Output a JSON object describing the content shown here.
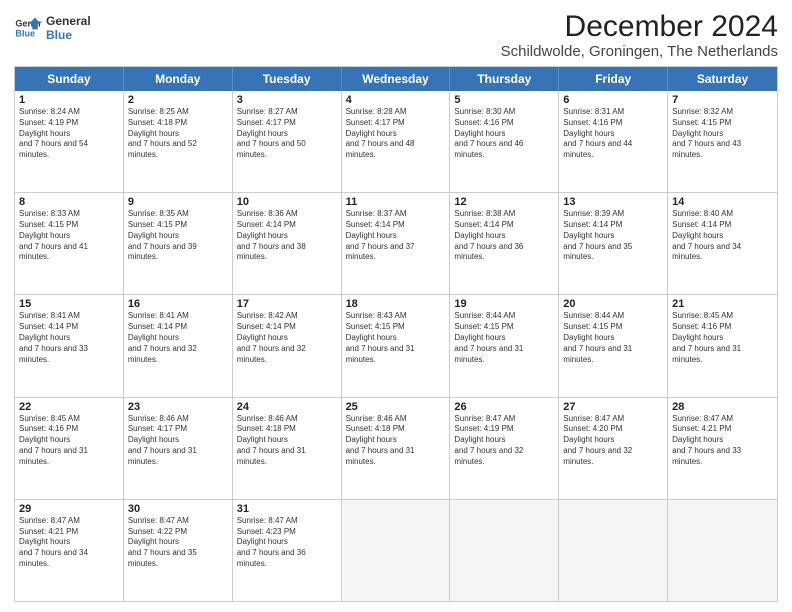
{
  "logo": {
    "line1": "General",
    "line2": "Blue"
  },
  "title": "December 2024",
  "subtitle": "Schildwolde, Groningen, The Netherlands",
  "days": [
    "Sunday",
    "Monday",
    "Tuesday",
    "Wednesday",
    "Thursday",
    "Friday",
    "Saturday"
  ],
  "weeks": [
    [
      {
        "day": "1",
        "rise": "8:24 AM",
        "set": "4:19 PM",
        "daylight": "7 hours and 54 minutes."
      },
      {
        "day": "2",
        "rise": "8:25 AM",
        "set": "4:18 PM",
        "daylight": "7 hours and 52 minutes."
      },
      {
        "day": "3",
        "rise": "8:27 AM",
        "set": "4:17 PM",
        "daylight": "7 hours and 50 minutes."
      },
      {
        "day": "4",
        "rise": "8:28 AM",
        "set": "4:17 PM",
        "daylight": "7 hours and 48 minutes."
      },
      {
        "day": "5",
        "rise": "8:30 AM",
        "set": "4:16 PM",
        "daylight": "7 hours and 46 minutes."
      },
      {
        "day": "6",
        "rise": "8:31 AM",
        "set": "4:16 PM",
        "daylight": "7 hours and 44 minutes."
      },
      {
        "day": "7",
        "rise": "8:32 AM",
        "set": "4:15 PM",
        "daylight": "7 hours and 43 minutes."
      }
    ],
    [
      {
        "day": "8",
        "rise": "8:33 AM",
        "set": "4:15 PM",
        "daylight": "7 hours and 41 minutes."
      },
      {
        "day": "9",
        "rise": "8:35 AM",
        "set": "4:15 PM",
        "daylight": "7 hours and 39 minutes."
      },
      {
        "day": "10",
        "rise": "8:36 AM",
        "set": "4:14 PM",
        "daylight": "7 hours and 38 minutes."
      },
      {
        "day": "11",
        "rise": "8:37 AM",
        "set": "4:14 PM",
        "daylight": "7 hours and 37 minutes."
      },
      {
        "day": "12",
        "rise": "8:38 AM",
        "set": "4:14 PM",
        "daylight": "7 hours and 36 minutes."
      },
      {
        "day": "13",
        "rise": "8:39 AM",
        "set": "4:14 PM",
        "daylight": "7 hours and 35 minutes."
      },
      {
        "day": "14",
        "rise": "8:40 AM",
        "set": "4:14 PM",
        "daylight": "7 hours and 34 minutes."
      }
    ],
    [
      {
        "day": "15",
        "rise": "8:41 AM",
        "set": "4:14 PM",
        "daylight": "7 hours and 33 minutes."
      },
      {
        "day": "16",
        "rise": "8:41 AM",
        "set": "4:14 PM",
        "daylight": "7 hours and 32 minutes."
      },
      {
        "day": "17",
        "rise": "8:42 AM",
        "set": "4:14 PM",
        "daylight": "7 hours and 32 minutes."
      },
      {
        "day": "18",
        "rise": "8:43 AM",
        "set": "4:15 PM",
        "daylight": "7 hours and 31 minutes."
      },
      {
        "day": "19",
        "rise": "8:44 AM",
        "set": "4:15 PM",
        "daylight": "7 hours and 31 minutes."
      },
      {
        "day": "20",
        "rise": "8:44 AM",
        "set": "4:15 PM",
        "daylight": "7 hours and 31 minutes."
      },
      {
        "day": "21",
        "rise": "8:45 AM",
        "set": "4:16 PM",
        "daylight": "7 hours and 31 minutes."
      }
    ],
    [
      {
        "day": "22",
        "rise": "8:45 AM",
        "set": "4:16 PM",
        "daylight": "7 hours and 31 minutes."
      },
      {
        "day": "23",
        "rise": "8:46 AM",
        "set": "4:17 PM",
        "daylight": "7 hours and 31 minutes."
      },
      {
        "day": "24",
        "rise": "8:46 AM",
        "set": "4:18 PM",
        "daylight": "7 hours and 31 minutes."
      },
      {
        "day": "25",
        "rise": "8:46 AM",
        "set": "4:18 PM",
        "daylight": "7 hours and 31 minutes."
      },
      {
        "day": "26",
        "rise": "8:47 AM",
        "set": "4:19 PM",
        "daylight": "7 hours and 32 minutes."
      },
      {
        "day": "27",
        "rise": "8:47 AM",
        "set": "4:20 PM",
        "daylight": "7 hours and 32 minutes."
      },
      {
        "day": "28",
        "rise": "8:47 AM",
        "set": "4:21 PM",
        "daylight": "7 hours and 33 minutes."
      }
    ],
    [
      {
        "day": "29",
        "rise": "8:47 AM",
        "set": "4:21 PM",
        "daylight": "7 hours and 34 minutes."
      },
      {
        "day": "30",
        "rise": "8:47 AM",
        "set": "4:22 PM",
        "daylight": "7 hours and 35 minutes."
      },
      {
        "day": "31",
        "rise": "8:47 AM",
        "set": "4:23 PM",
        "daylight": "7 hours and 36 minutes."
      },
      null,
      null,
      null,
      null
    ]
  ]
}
────────────────
Exact duplication of all the records is required; pictures are omitted from the copy.

Output a JSON object describing the content shown here.
{
  "logo": {
    "line1": "General",
    "line2": "Blue"
  },
  "title": "December 2024",
  "subtitle": "Schildwolde, Groningen, The Netherlands",
  "days": [
    "Sunday",
    "Monday",
    "Tuesday",
    "Wednesday",
    "Thursday",
    "Friday",
    "Saturday"
  ],
  "weeks": [
    [
      {
        "day": "1",
        "rise": "8:24 AM",
        "set": "4:19 PM",
        "daylight": "7 hours and 54 minutes."
      },
      {
        "day": "2",
        "rise": "8:25 AM",
        "set": "4:18 PM",
        "daylight": "7 hours and 52 minutes."
      },
      {
        "day": "3",
        "rise": "8:27 AM",
        "set": "4:17 PM",
        "daylight": "7 hours and 50 minutes."
      },
      {
        "day": "4",
        "rise": "8:28 AM",
        "set": "4:17 PM",
        "daylight": "7 hours and 48 minutes."
      },
      {
        "day": "5",
        "rise": "8:30 AM",
        "set": "4:16 PM",
        "daylight": "7 hours and 46 minutes."
      },
      {
        "day": "6",
        "rise": "8:31 AM",
        "set": "4:16 PM",
        "daylight": "7 hours and 44 minutes."
      },
      {
        "day": "7",
        "rise": "8:32 AM",
        "set": "4:15 PM",
        "daylight": "7 hours and 43 minutes."
      }
    ],
    [
      {
        "day": "8",
        "rise": "8:33 AM",
        "set": "4:15 PM",
        "daylight": "7 hours and 41 minutes."
      },
      {
        "day": "9",
        "rise": "8:35 AM",
        "set": "4:15 PM",
        "daylight": "7 hours and 39 minutes."
      },
      {
        "day": "10",
        "rise": "8:36 AM",
        "set": "4:14 PM",
        "daylight": "7 hours and 38 minutes."
      },
      {
        "day": "11",
        "rise": "8:37 AM",
        "set": "4:14 PM",
        "daylight": "7 hours and 37 minutes."
      },
      {
        "day": "12",
        "rise": "8:38 AM",
        "set": "4:14 PM",
        "daylight": "7 hours and 36 minutes."
      },
      {
        "day": "13",
        "rise": "8:39 AM",
        "set": "4:14 PM",
        "daylight": "7 hours and 35 minutes."
      },
      {
        "day": "14",
        "rise": "8:40 AM",
        "set": "4:14 PM",
        "daylight": "7 hours and 34 minutes."
      }
    ],
    [
      {
        "day": "15",
        "rise": "8:41 AM",
        "set": "4:14 PM",
        "daylight": "7 hours and 33 minutes."
      },
      {
        "day": "16",
        "rise": "8:41 AM",
        "set": "4:14 PM",
        "daylight": "7 hours and 32 minutes."
      },
      {
        "day": "17",
        "rise": "8:42 AM",
        "set": "4:14 PM",
        "daylight": "7 hours and 32 minutes."
      },
      {
        "day": "18",
        "rise": "8:43 AM",
        "set": "4:15 PM",
        "daylight": "7 hours and 31 minutes."
      },
      {
        "day": "19",
        "rise": "8:44 AM",
        "set": "4:15 PM",
        "daylight": "7 hours and 31 minutes."
      },
      {
        "day": "20",
        "rise": "8:44 AM",
        "set": "4:15 PM",
        "daylight": "7 hours and 31 minutes."
      },
      {
        "day": "21",
        "rise": "8:45 AM",
        "set": "4:16 PM",
        "daylight": "7 hours and 31 minutes."
      }
    ],
    [
      {
        "day": "22",
        "rise": "8:45 AM",
        "set": "4:16 PM",
        "daylight": "7 hours and 31 minutes."
      },
      {
        "day": "23",
        "rise": "8:46 AM",
        "set": "4:17 PM",
        "daylight": "7 hours and 31 minutes."
      },
      {
        "day": "24",
        "rise": "8:46 AM",
        "set": "4:18 PM",
        "daylight": "7 hours and 31 minutes."
      },
      {
        "day": "25",
        "rise": "8:46 AM",
        "set": "4:18 PM",
        "daylight": "7 hours and 31 minutes."
      },
      {
        "day": "26",
        "rise": "8:47 AM",
        "set": "4:19 PM",
        "daylight": "7 hours and 32 minutes."
      },
      {
        "day": "27",
        "rise": "8:47 AM",
        "set": "4:20 PM",
        "daylight": "7 hours and 32 minutes."
      },
      {
        "day": "28",
        "rise": "8:47 AM",
        "set": "4:21 PM",
        "daylight": "7 hours and 33 minutes."
      }
    ],
    [
      {
        "day": "29",
        "rise": "8:47 AM",
        "set": "4:21 PM",
        "daylight": "7 hours and 34 minutes."
      },
      {
        "day": "30",
        "rise": "8:47 AM",
        "set": "4:22 PM",
        "daylight": "7 hours and 35 minutes."
      },
      {
        "day": "31",
        "rise": "8:47 AM",
        "set": "4:23 PM",
        "daylight": "7 hours and 36 minutes."
      },
      null,
      null,
      null,
      null
    ]
  ]
}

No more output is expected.